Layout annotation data
BEGIN
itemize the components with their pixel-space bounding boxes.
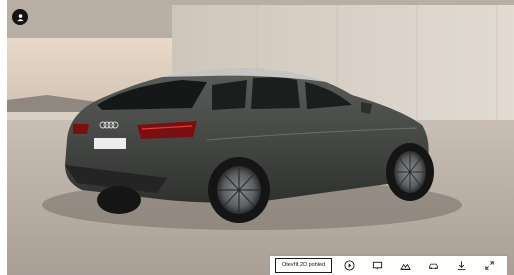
download-icon[interactable] (450, 256, 472, 275)
view-mode-icon[interactable] (12, 9, 28, 25)
landscape-icon[interactable] (394, 256, 416, 275)
viewer-toolbar: Otevřít 2D pohled (270, 256, 507, 275)
car-configurator-viewer[interactable] (7, 0, 514, 275)
car-3d-render[interactable] (7, 0, 514, 275)
car-view-icon[interactable] (422, 256, 444, 275)
fullscreen-icon[interactable] (478, 256, 500, 275)
open-2d-view-button[interactable]: Otevřít 2D pohled (275, 258, 333, 273)
play-icon[interactable] (338, 256, 360, 275)
screen-icon[interactable] (366, 256, 388, 275)
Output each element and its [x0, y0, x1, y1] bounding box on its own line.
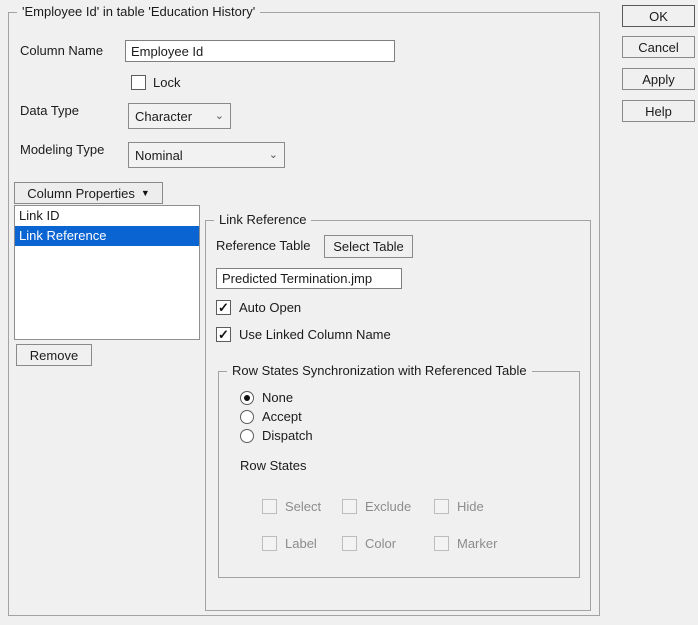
modeling-type-label: Modeling Type	[20, 142, 104, 157]
column-info-dialog: 'Employee Id' in table 'Education Histor…	[0, 0, 698, 625]
list-item-link-reference[interactable]: Link Reference	[15, 226, 199, 246]
properties-listbox: Link ID Link Reference	[14, 205, 200, 340]
reference-table-label: Reference Table	[216, 238, 310, 253]
column-properties-label: Column Properties	[27, 186, 135, 201]
modeling-type-value: Nominal	[135, 148, 183, 163]
select-checkbox	[262, 499, 277, 514]
radio-none[interactable]	[240, 391, 254, 405]
color-checkbox-label: Color	[365, 536, 396, 551]
marker-checkbox	[434, 536, 449, 551]
modeling-type-dropdown[interactable]: Nominal ⌄	[128, 142, 285, 168]
select-table-button[interactable]: Select Table	[324, 235, 413, 258]
data-type-value: Character	[135, 109, 192, 124]
lock-checkbox[interactable]	[131, 75, 146, 90]
auto-open-label: Auto Open	[239, 300, 301, 315]
list-item-link-id[interactable]: Link ID	[15, 206, 199, 226]
help-button[interactable]: Help	[622, 100, 695, 122]
exclude-checkbox-label: Exclude	[365, 499, 411, 514]
radio-accept-label: Accept	[262, 409, 302, 424]
dialog-title: 'Employee Id' in table 'Education Histor…	[17, 4, 260, 19]
data-type-dropdown[interactable]: Character ⌄	[128, 103, 231, 129]
use-linked-column-name-checkbox[interactable]: ✓	[216, 327, 231, 342]
data-type-label: Data Type	[20, 103, 79, 118]
reference-table-input[interactable]	[216, 268, 402, 289]
cancel-button[interactable]: Cancel	[622, 36, 695, 58]
ok-button[interactable]: OK	[622, 5, 695, 27]
radio-dispatch[interactable]	[240, 429, 254, 443]
row-states-label: Row States	[240, 458, 306, 473]
radio-dispatch-label: Dispatch	[262, 428, 313, 443]
hide-checkbox-label: Hide	[457, 499, 484, 514]
dropdown-arrow-icon: ▼	[141, 189, 150, 198]
exclude-checkbox	[342, 499, 357, 514]
marker-checkbox-label: Marker	[457, 536, 497, 551]
lock-label: Lock	[153, 75, 180, 90]
column-name-input[interactable]	[125, 40, 395, 62]
radio-none-label: None	[262, 390, 293, 405]
color-checkbox	[342, 536, 357, 551]
label-checkbox	[262, 536, 277, 551]
column-properties-button[interactable]: Column Properties ▼	[14, 182, 163, 204]
apply-button[interactable]: Apply	[622, 68, 695, 90]
column-name-label: Column Name	[20, 43, 103, 58]
remove-button[interactable]: Remove	[16, 344, 92, 366]
select-checkbox-label: Select	[285, 499, 321, 514]
row-states-sync-title: Row States Synchronization with Referenc…	[227, 363, 532, 378]
use-linked-column-name-label: Use Linked Column Name	[239, 327, 391, 342]
auto-open-checkbox[interactable]: ✓	[216, 300, 231, 315]
chevron-down-icon: ⌄	[259, 150, 278, 161]
radio-accept[interactable]	[240, 410, 254, 424]
link-reference-title: Link Reference	[214, 212, 311, 227]
hide-checkbox	[434, 499, 449, 514]
chevron-down-icon: ⌄	[205, 111, 224, 122]
label-checkbox-label: Label	[285, 536, 317, 551]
END
[Given request]
Can you return the listing's lines starting at the one containing "142, 104, 157]" and ending at the one containing "properties-listbox: Link ID", reproduced verbatim?

[Response to this exercise]
modeling-type-label: Modeling Type	[20, 142, 104, 157]
column-info-dialog: 'Employee Id' in table 'Education Histor…	[0, 0, 698, 625]
list-item-link-reference[interactable]: Link Reference	[15, 226, 199, 246]
properties-listbox: Link ID Link Reference	[14, 205, 200, 340]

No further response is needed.